** BEGIN Source records **
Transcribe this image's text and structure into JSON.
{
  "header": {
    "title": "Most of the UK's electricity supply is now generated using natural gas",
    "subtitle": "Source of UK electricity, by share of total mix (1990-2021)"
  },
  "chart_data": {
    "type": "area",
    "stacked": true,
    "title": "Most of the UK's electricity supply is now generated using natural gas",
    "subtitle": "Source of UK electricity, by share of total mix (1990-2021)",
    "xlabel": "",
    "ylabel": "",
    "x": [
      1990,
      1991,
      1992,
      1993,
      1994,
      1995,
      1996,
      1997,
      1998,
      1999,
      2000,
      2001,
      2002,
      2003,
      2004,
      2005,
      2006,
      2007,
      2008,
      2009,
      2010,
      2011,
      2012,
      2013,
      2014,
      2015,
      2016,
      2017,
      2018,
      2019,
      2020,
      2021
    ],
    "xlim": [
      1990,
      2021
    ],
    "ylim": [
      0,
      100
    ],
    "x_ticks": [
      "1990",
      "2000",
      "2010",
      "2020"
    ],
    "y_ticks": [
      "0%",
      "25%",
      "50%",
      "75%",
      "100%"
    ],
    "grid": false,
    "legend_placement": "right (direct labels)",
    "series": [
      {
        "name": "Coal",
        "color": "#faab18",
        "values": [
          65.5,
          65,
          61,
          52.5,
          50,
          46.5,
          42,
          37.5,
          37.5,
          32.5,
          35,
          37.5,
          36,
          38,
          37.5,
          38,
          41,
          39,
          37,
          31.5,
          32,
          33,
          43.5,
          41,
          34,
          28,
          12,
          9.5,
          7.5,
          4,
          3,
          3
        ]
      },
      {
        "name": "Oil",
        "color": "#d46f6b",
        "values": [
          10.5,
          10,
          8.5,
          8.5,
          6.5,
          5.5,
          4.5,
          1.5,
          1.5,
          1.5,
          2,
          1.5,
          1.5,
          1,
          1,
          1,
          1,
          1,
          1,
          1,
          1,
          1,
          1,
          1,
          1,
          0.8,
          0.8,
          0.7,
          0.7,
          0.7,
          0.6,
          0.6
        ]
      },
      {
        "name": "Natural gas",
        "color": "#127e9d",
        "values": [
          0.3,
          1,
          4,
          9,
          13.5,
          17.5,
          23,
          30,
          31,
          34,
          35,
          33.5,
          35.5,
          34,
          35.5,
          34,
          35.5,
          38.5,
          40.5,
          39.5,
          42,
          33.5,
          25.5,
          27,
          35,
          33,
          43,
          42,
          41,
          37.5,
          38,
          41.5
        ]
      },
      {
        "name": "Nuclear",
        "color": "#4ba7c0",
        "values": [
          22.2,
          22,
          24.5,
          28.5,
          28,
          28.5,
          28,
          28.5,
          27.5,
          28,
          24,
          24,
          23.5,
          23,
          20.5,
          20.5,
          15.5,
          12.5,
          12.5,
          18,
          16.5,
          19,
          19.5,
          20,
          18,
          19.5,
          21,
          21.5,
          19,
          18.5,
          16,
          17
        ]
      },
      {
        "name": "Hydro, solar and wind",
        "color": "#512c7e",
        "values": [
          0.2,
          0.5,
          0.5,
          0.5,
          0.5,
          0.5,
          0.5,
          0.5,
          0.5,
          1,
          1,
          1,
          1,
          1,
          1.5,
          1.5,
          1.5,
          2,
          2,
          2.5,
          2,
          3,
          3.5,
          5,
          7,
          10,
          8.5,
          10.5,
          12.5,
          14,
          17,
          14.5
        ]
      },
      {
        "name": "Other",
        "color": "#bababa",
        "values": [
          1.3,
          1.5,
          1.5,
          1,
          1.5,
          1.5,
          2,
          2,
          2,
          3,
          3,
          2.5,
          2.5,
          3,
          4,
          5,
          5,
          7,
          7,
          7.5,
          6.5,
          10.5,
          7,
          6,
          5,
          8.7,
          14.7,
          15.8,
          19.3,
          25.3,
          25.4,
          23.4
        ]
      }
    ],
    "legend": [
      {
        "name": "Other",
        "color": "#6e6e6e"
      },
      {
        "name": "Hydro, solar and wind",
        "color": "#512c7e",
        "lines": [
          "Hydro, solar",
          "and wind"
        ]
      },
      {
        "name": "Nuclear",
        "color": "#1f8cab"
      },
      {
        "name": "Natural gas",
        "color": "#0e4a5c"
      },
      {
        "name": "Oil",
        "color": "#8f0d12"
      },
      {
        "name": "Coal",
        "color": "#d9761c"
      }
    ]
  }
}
** END Source records **
Work to complete:
Go through the listing and print each line exactly as it appears.

Problem solution:
Transcribe this image's text and structure into JSON.
{
  "header": {
    "title": "Most of the UK's electricity supply is now generated using natural gas",
    "subtitle": "Source of UK electricity, by share of total mix (1990-2021)"
  },
  "chart_data": {
    "type": "area",
    "stacked": true,
    "title": "Most of the UK's electricity supply is now generated using natural gas",
    "subtitle": "Source of UK electricity, by share of total mix (1990-2021)",
    "xlabel": "",
    "ylabel": "",
    "x": [
      1990,
      1991,
      1992,
      1993,
      1994,
      1995,
      1996,
      1997,
      1998,
      1999,
      2000,
      2001,
      2002,
      2003,
      2004,
      2005,
      2006,
      2007,
      2008,
      2009,
      2010,
      2011,
      2012,
      2013,
      2014,
      2015,
      2016,
      2017,
      2018,
      2019,
      2020,
      2021
    ],
    "xlim": [
      1990,
      2021
    ],
    "ylim": [
      0,
      100
    ],
    "x_ticks": [
      "1990",
      "2000",
      "2010",
      "2020"
    ],
    "y_ticks": [
      "0%",
      "25%",
      "50%",
      "75%",
      "100%"
    ],
    "grid": false,
    "legend_placement": "right (direct labels)",
    "series": [
      {
        "name": "Coal",
        "color": "#faab18",
        "values": [
          65.5,
          65,
          61,
          52.5,
          50,
          46.5,
          42,
          37.5,
          37.5,
          32.5,
          35,
          37.5,
          36,
          38,
          37.5,
          38,
          41,
          39,
          37,
          31.5,
          32,
          33,
          43.5,
          41,
          34,
          28,
          12,
          9.5,
          7.5,
          4,
          3,
          3
        ]
      },
      {
        "name": "Oil",
        "color": "#d46f6b",
        "values": [
          10.5,
          10,
          8.5,
          8.5,
          6.5,
          5.5,
          4.5,
          1.5,
          1.5,
          1.5,
          2,
          1.5,
          1.5,
          1,
          1,
          1,
          1,
          1,
          1,
          1,
          1,
          1,
          1,
          1,
          1,
          0.8,
          0.8,
          0.7,
          0.7,
          0.7,
          0.6,
          0.6
        ]
      },
      {
        "name": "Natural gas",
        "color": "#127e9d",
        "values": [
          0.3,
          1,
          4,
          9,
          13.5,
          17.5,
          23,
          30,
          31,
          34,
          35,
          33.5,
          35.5,
          34,
          35.5,
          34,
          35.5,
          38.5,
          40.5,
          39.5,
          42,
          33.5,
          25.5,
          27,
          35,
          33,
          43,
          42,
          41,
          37.5,
          38,
          41.5
        ]
      },
      {
        "name": "Nuclear",
        "color": "#4ba7c0",
        "values": [
          22.2,
          22,
          24.5,
          28.5,
          28,
          28.5,
          28,
          28.5,
          27.5,
          28,
          24,
          24,
          23.5,
          23,
          20.5,
          20.5,
          15.5,
          12.5,
          12.5,
          18,
          16.5,
          19,
          19.5,
          20,
          18,
          19.5,
          21,
          21.5,
          19,
          18.5,
          16,
          17
        ]
      },
      {
        "name": "Hydro, solar and wind",
        "color": "#512c7e",
        "values": [
          0.2,
          0.5,
          0.5,
          0.5,
          0.5,
          0.5,
          0.5,
          0.5,
          0.5,
          1,
          1,
          1,
          1,
          1,
          1.5,
          1.5,
          1.5,
          2,
          2,
          2.5,
          2,
          3,
          3.5,
          5,
          7,
          10,
          8.5,
          10.5,
          12.5,
          14,
          17,
          14.5
        ]
      },
      {
        "name": "Other",
        "color": "#bababa",
        "values": [
          1.3,
          1.5,
          1.5,
          1,
          1.5,
          1.5,
          2,
          2,
          2,
          3,
          3,
          2.5,
          2.5,
          3,
          4,
          5,
          5,
          7,
          7,
          7.5,
          6.5,
          10.5,
          7,
          6,
          5,
          8.7,
          14.7,
          15.8,
          19.3,
          25.3,
          25.4,
          23.4
        ]
      }
    ],
    "legend": [
      {
        "name": "Other",
        "color": "#6e6e6e"
      },
      {
        "name": "Hydro, solar and wind",
        "color": "#512c7e",
        "lines": [
          "Hydro, solar",
          "and wind"
        ]
      },
      {
        "name": "Nuclear",
        "color": "#1f8cab"
      },
      {
        "name": "Natural gas",
        "color": "#0e4a5c"
      },
      {
        "name": "Oil",
        "color": "#8f0d12"
      },
      {
        "name": "Coal",
        "color": "#d9761c"
      }
    ]
  }
}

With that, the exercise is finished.